Data for processing:
## start
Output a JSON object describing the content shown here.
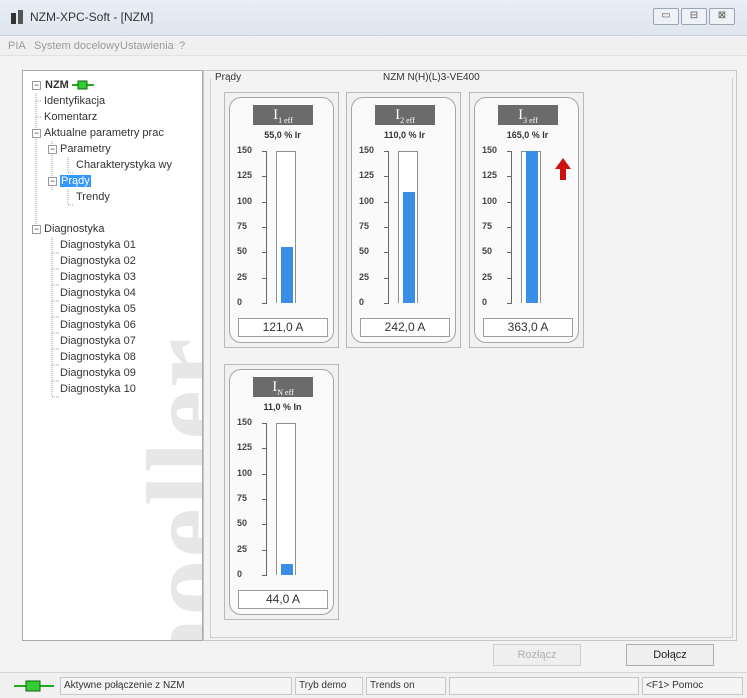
{
  "window": {
    "title": "NZM-XPC-Soft - [NZM]",
    "buttons": {
      "minimize": "▭",
      "restore": "⊟",
      "close": "⊠"
    }
  },
  "menu": [
    "PIA",
    "System docelowy",
    "Ustawienia",
    "?"
  ],
  "tree": {
    "root": "NZM",
    "items": [
      "Identyfikacja",
      "Komentarz",
      "Aktualne parametry prac",
      "Parametry",
      "Charakterystyka wy",
      "Prądy",
      "Trendy",
      "Diagnostyka",
      "Diagnostyka 01",
      "Diagnostyka 02",
      "Diagnostyka 03",
      "Diagnostyka 04",
      "Diagnostyka 05",
      "Diagnostyka 06",
      "Diagnostyka 07",
      "Diagnostyka 08",
      "Diagnostyka 09",
      "Diagnostyka 10"
    ],
    "watermark": "moeller"
  },
  "content": {
    "section_label": "Prądy",
    "device_label": "NZM N(H)(L)3-VE400",
    "scale_labels": [
      "150",
      "125",
      "100",
      "75",
      "50",
      "25",
      "0"
    ],
    "cards": [
      {
        "tag_main": "I",
        "tag_sub": "1 eff",
        "pct": "55,0 % Ir",
        "value": "121,0 A",
        "fill_pct": 55,
        "warning": false
      },
      {
        "tag_main": "I",
        "tag_sub": "2 eff",
        "pct": "110,0 % Ir",
        "value": "242,0 A",
        "fill_pct": 110,
        "warning": false
      },
      {
        "tag_main": "I",
        "tag_sub": "3 eff",
        "pct": "165,0 % Ir",
        "value": "363,0 A",
        "fill_pct": 150,
        "warning": true
      },
      {
        "tag_main": "I",
        "tag_sub": "N eff",
        "pct": "11,0 % In",
        "value": "44,0 A",
        "fill_pct": 11,
        "warning": false
      }
    ]
  },
  "buttons": {
    "disconnect": "Rozłącz",
    "connect": "Dołącz"
  },
  "status": {
    "connection": "Aktywne połączenie z NZM",
    "mode": "Tryb demo",
    "trends": "Trends on",
    "help": "<F1> Pomoc"
  },
  "colors": {
    "bar_fill": "#3a8ee6",
    "warning": "#cc1111",
    "selection": "#3399ff"
  }
}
## end
Work instructions: Each entry above is to be written out again unchanged, apart from the pictures, which are left out.

Solution below:
Output a JSON object describing the content shown here.
{
  "window": {
    "title": "NZM-XPC-Soft - [NZM]",
    "buttons": {
      "minimize": "▭",
      "restore": "⊟",
      "close": "⊠"
    }
  },
  "menu": [
    "PIA",
    "System docelowy",
    "Ustawienia",
    "?"
  ],
  "tree": {
    "root": "NZM",
    "items": [
      "Identyfikacja",
      "Komentarz",
      "Aktualne parametry prac",
      "Parametry",
      "Charakterystyka wy",
      "Prądy",
      "Trendy",
      "Diagnostyka",
      "Diagnostyka 01",
      "Diagnostyka 02",
      "Diagnostyka 03",
      "Diagnostyka 04",
      "Diagnostyka 05",
      "Diagnostyka 06",
      "Diagnostyka 07",
      "Diagnostyka 08",
      "Diagnostyka 09",
      "Diagnostyka 10"
    ],
    "watermark": "moeller"
  },
  "content": {
    "section_label": "Prądy",
    "device_label": "NZM N(H)(L)3-VE400",
    "scale_labels": [
      "150",
      "125",
      "100",
      "75",
      "50",
      "25",
      "0"
    ],
    "cards": [
      {
        "tag_main": "I",
        "tag_sub": "1 eff",
        "pct": "55,0 % Ir",
        "value": "121,0 A",
        "fill_pct": 55,
        "warning": false
      },
      {
        "tag_main": "I",
        "tag_sub": "2 eff",
        "pct": "110,0 % Ir",
        "value": "242,0 A",
        "fill_pct": 110,
        "warning": false
      },
      {
        "tag_main": "I",
        "tag_sub": "3 eff",
        "pct": "165,0 % Ir",
        "value": "363,0 A",
        "fill_pct": 150,
        "warning": true
      },
      {
        "tag_main": "I",
        "tag_sub": "N eff",
        "pct": "11,0 % In",
        "value": "44,0 A",
        "fill_pct": 11,
        "warning": false
      }
    ]
  },
  "buttons": {
    "disconnect": "Rozłącz",
    "connect": "Dołącz"
  },
  "status": {
    "connection": "Aktywne połączenie z NZM",
    "mode": "Tryb demo",
    "trends": "Trends on",
    "help": "<F1> Pomoc"
  },
  "colors": {
    "bar_fill": "#3a8ee6",
    "warning": "#cc1111",
    "selection": "#3399ff"
  }
}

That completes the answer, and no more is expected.